LISTED RECORDS
---

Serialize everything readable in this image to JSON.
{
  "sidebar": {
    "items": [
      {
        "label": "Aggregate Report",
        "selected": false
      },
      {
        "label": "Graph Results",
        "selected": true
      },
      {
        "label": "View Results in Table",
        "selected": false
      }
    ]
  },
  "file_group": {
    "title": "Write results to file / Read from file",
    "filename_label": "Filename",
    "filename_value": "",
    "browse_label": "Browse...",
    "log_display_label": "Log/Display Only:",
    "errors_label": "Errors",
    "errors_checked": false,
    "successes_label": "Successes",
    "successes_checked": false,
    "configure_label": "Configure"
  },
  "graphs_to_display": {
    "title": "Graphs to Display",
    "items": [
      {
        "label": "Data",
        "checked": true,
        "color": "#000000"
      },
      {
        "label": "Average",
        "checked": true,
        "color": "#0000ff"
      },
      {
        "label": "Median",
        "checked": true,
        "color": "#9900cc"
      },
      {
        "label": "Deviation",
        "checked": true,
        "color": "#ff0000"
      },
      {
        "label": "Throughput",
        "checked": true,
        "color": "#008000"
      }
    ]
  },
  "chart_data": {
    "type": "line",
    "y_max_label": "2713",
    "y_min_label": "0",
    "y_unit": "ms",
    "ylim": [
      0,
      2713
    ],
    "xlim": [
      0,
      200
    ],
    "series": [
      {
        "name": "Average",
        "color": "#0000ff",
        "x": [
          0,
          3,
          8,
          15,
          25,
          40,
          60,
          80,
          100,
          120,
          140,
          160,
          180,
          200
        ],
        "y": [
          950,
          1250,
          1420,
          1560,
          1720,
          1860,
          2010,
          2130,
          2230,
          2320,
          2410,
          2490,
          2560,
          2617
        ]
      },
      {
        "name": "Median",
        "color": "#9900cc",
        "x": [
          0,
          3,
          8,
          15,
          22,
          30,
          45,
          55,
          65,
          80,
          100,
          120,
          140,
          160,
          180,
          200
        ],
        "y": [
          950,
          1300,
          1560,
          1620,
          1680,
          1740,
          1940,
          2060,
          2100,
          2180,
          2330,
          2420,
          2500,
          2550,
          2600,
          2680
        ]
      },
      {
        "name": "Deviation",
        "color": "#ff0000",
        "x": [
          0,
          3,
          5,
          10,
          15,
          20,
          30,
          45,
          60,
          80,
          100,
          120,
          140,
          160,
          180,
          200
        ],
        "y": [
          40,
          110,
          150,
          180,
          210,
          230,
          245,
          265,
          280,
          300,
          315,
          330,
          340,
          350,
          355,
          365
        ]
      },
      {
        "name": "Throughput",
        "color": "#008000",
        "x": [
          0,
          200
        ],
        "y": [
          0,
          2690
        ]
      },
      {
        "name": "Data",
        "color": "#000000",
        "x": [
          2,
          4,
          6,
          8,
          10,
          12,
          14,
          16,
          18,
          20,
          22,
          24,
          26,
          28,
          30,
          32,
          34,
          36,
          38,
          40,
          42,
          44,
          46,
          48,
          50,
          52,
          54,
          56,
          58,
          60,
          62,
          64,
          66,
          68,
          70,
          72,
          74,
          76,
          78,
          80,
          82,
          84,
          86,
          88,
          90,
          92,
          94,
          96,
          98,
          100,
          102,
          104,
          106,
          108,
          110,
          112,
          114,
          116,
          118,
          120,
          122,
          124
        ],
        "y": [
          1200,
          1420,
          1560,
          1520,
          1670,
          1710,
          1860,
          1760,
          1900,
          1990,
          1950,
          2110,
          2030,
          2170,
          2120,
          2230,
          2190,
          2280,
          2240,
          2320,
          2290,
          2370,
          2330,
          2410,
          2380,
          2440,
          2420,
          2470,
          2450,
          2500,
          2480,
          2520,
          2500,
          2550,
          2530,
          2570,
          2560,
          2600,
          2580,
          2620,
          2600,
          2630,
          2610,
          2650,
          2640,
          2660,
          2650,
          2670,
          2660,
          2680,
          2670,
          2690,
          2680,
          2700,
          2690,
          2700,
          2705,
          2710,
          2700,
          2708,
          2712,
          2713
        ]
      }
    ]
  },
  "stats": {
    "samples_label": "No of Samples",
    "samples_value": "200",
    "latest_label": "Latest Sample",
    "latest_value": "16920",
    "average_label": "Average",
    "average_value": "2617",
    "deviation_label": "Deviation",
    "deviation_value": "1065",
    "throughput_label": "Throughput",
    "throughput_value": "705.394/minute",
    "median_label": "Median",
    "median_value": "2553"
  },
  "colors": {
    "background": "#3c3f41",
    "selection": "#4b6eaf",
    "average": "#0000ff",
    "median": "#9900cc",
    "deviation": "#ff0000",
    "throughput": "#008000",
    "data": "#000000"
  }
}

---

BRIEF
Take the entries and copy them out exactly.

SOLVED EXERCISE
Serialize everything readable in this image to JSON.
{
  "sidebar": {
    "items": [
      {
        "label": "Aggregate Report",
        "selected": false
      },
      {
        "label": "Graph Results",
        "selected": true
      },
      {
        "label": "View Results in Table",
        "selected": false
      }
    ]
  },
  "file_group": {
    "title": "Write results to file / Read from file",
    "filename_label": "Filename",
    "filename_value": "",
    "browse_label": "Browse...",
    "log_display_label": "Log/Display Only:",
    "errors_label": "Errors",
    "errors_checked": false,
    "successes_label": "Successes",
    "successes_checked": false,
    "configure_label": "Configure"
  },
  "graphs_to_display": {
    "title": "Graphs to Display",
    "items": [
      {
        "label": "Data",
        "checked": true,
        "color": "#000000"
      },
      {
        "label": "Average",
        "checked": true,
        "color": "#0000ff"
      },
      {
        "label": "Median",
        "checked": true,
        "color": "#9900cc"
      },
      {
        "label": "Deviation",
        "checked": true,
        "color": "#ff0000"
      },
      {
        "label": "Throughput",
        "checked": true,
        "color": "#008000"
      }
    ]
  },
  "chart_data": {
    "type": "line",
    "y_max_label": "2713",
    "y_min_label": "0",
    "y_unit": "ms",
    "ylim": [
      0,
      2713
    ],
    "xlim": [
      0,
      200
    ],
    "series": [
      {
        "name": "Average",
        "color": "#0000ff",
        "x": [
          0,
          3,
          8,
          15,
          25,
          40,
          60,
          80,
          100,
          120,
          140,
          160,
          180,
          200
        ],
        "y": [
          950,
          1250,
          1420,
          1560,
          1720,
          1860,
          2010,
          2130,
          2230,
          2320,
          2410,
          2490,
          2560,
          2617
        ]
      },
      {
        "name": "Median",
        "color": "#9900cc",
        "x": [
          0,
          3,
          8,
          15,
          22,
          30,
          45,
          55,
          65,
          80,
          100,
          120,
          140,
          160,
          180,
          200
        ],
        "y": [
          950,
          1300,
          1560,
          1620,
          1680,
          1740,
          1940,
          2060,
          2100,
          2180,
          2330,
          2420,
          2500,
          2550,
          2600,
          2680
        ]
      },
      {
        "name": "Deviation",
        "color": "#ff0000",
        "x": [
          0,
          3,
          5,
          10,
          15,
          20,
          30,
          45,
          60,
          80,
          100,
          120,
          140,
          160,
          180,
          200
        ],
        "y": [
          40,
          110,
          150,
          180,
          210,
          230,
          245,
          265,
          280,
          300,
          315,
          330,
          340,
          350,
          355,
          365
        ]
      },
      {
        "name": "Throughput",
        "color": "#008000",
        "x": [
          0,
          200
        ],
        "y": [
          0,
          2690
        ]
      },
      {
        "name": "Data",
        "color": "#000000",
        "x": [
          2,
          4,
          6,
          8,
          10,
          12,
          14,
          16,
          18,
          20,
          22,
          24,
          26,
          28,
          30,
          32,
          34,
          36,
          38,
          40,
          42,
          44,
          46,
          48,
          50,
          52,
          54,
          56,
          58,
          60,
          62,
          64,
          66,
          68,
          70,
          72,
          74,
          76,
          78,
          80,
          82,
          84,
          86,
          88,
          90,
          92,
          94,
          96,
          98,
          100,
          102,
          104,
          106,
          108,
          110,
          112,
          114,
          116,
          118,
          120,
          122,
          124
        ],
        "y": [
          1200,
          1420,
          1560,
          1520,
          1670,
          1710,
          1860,
          1760,
          1900,
          1990,
          1950,
          2110,
          2030,
          2170,
          2120,
          2230,
          2190,
          2280,
          2240,
          2320,
          2290,
          2370,
          2330,
          2410,
          2380,
          2440,
          2420,
          2470,
          2450,
          2500,
          2480,
          2520,
          2500,
          2550,
          2530,
          2570,
          2560,
          2600,
          2580,
          2620,
          2600,
          2630,
          2610,
          2650,
          2640,
          2660,
          2650,
          2670,
          2660,
          2680,
          2670,
          2690,
          2680,
          2700,
          2690,
          2700,
          2705,
          2710,
          2700,
          2708,
          2712,
          2713
        ]
      }
    ]
  },
  "stats": {
    "samples_label": "No of Samples",
    "samples_value": "200",
    "latest_label": "Latest Sample",
    "latest_value": "16920",
    "average_label": "Average",
    "average_value": "2617",
    "deviation_label": "Deviation",
    "deviation_value": "1065",
    "throughput_label": "Throughput",
    "throughput_value": "705.394/minute",
    "median_label": "Median",
    "median_value": "2553"
  },
  "colors": {
    "background": "#3c3f41",
    "selection": "#4b6eaf",
    "average": "#0000ff",
    "median": "#9900cc",
    "deviation": "#ff0000",
    "throughput": "#008000",
    "data": "#000000"
  }
}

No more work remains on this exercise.